» Objective: Write the data out again in full, with no departure from the original.

--*--

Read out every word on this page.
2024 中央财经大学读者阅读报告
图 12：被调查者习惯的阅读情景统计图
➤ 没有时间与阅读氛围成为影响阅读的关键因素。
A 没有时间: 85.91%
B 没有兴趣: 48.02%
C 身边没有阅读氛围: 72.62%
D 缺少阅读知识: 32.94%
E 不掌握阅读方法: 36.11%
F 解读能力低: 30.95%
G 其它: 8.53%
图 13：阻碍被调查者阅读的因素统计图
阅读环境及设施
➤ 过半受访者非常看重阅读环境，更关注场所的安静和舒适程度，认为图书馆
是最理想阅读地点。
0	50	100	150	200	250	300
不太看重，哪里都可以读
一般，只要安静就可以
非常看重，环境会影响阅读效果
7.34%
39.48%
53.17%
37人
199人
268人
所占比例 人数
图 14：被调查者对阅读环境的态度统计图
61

--*--

» The output:
Read out every word on this page.
2024 中央财经大学读者阅读报告
图 12：被调查者习惯的阅读情景统计图
➤ 没有时间与阅读氛围成为影响阅读的关键因素。
A 没有时间: 85.91%
B 没有兴趣: 48.02%
C 身边没有阅读氛围: 72.62%
D 缺少阅读知识: 32.94%
E 不掌握阅读方法: 36.11%
F 解读能力低: 30.95%
G 其它: 8.53%
图 13：阻碍被调查者阅读的因素统计图
阅读环境及设施
➤ 过半受访者非常看重阅读环境，更关注场所的安静和舒适程度，认为图书馆
是最理想阅读地点。
0	50	100	150	200	250	300
不太看重，哪里都可以读
一般，只要安静就可以
非常看重，环境会影响阅读效果
7.34%
39.48%
53.17%
37人
199人
268人
所占比例 人数
图 14：被调查者对阅读环境的态度统计图
61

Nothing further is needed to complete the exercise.